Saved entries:
[start]
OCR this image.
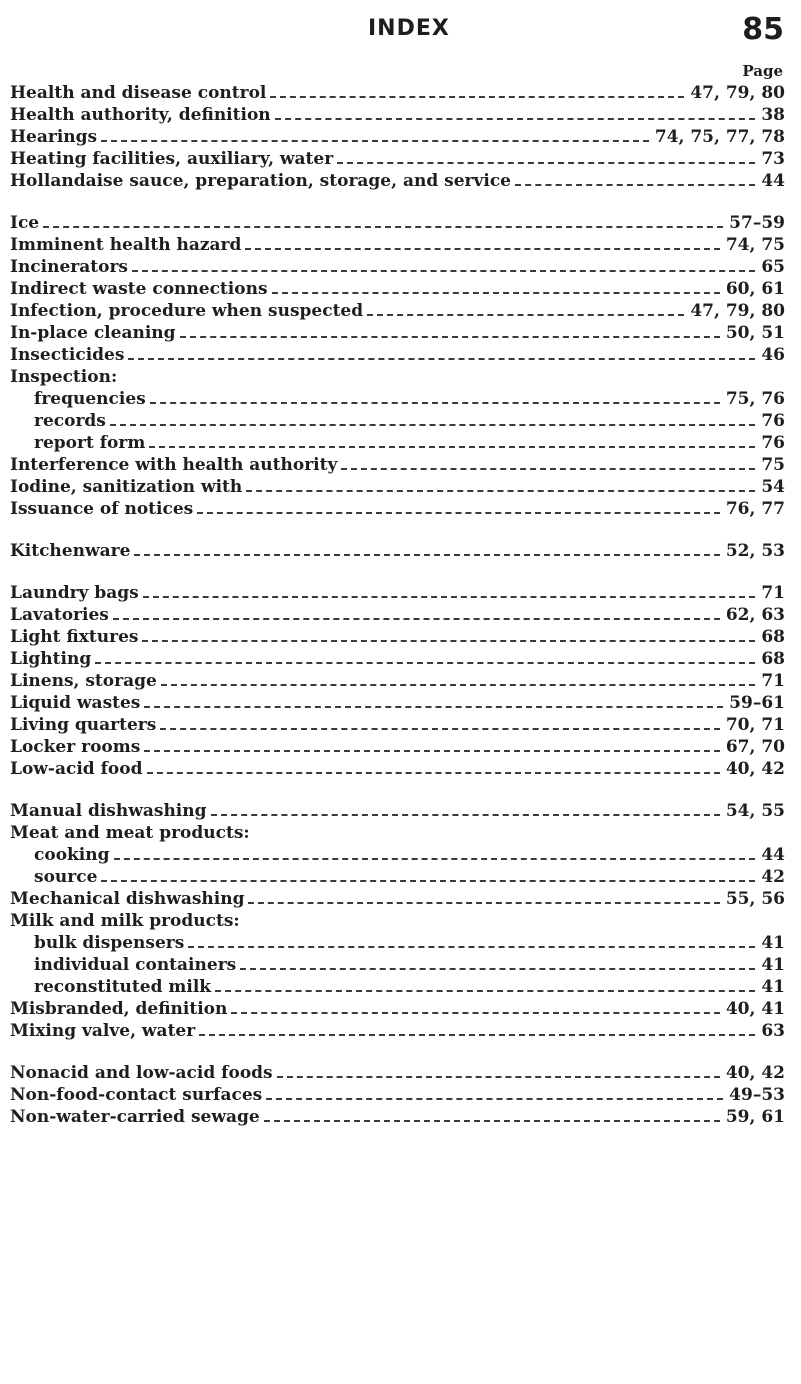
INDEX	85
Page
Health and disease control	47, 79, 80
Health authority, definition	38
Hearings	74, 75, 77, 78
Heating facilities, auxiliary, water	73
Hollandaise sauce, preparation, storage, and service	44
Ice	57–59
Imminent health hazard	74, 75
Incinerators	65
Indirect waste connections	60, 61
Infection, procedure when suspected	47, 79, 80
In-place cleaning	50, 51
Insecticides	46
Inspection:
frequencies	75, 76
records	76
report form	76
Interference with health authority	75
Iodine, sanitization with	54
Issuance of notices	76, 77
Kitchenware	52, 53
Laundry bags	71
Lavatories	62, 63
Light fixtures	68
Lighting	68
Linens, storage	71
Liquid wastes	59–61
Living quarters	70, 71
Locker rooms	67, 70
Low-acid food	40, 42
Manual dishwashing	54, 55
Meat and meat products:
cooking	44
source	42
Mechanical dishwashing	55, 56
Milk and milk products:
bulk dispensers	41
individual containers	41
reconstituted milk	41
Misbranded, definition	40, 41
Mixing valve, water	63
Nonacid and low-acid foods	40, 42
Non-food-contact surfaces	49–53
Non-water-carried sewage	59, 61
[end]
[start]
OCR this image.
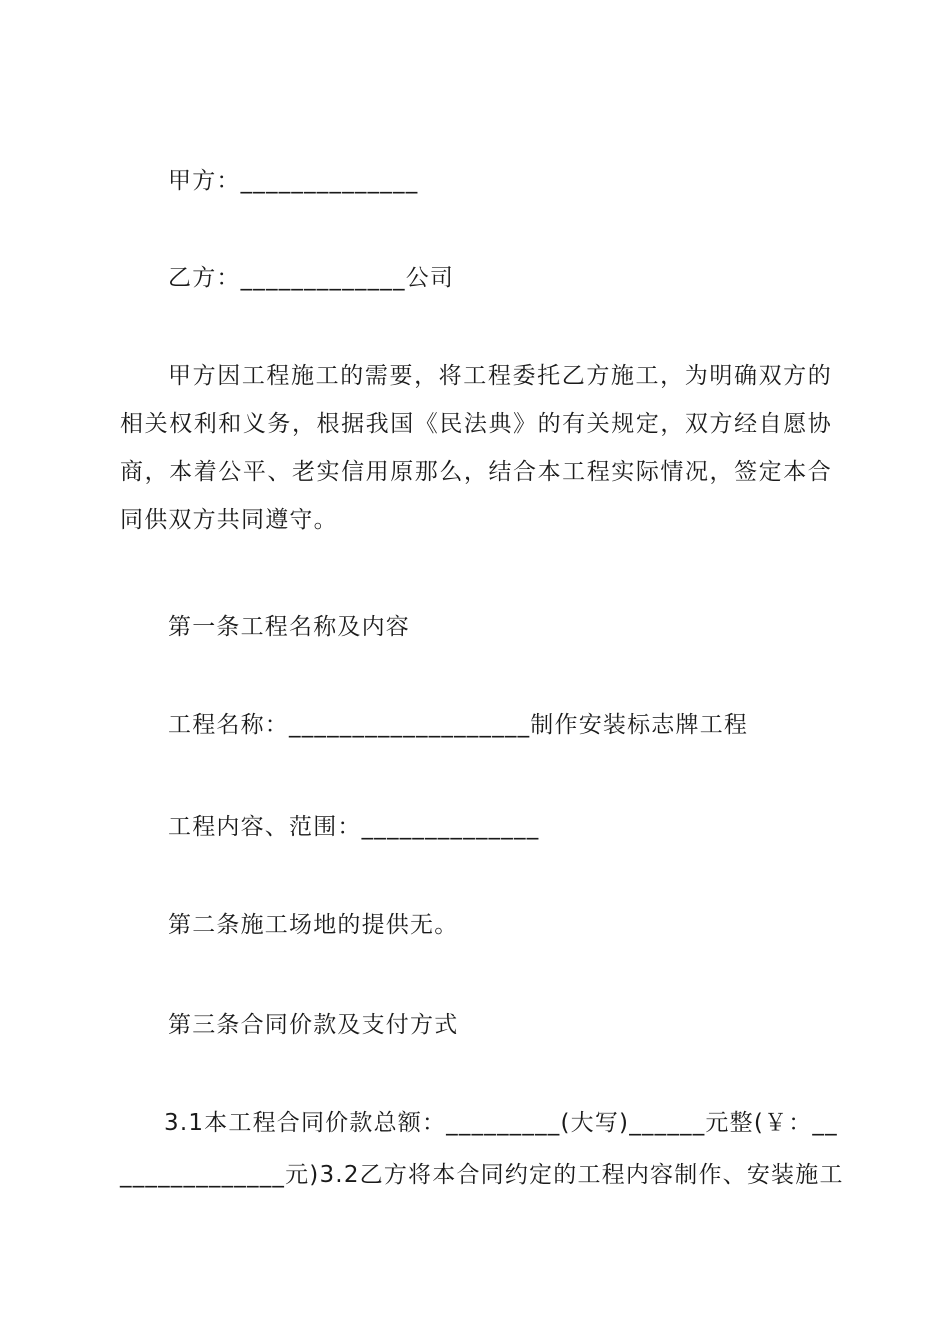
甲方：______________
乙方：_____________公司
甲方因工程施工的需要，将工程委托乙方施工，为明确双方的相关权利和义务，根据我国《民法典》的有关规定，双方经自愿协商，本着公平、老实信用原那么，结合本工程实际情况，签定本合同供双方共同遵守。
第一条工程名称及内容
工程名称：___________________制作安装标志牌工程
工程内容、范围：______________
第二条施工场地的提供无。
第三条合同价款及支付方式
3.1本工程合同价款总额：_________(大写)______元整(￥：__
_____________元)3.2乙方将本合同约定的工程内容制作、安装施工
[end]
▶ [Exercise brief]:
Search the preceding listing for "milk" and extract every line where it is found.

▶ [Answer for the task]:
Milk and milk products:
reconstituted milk	41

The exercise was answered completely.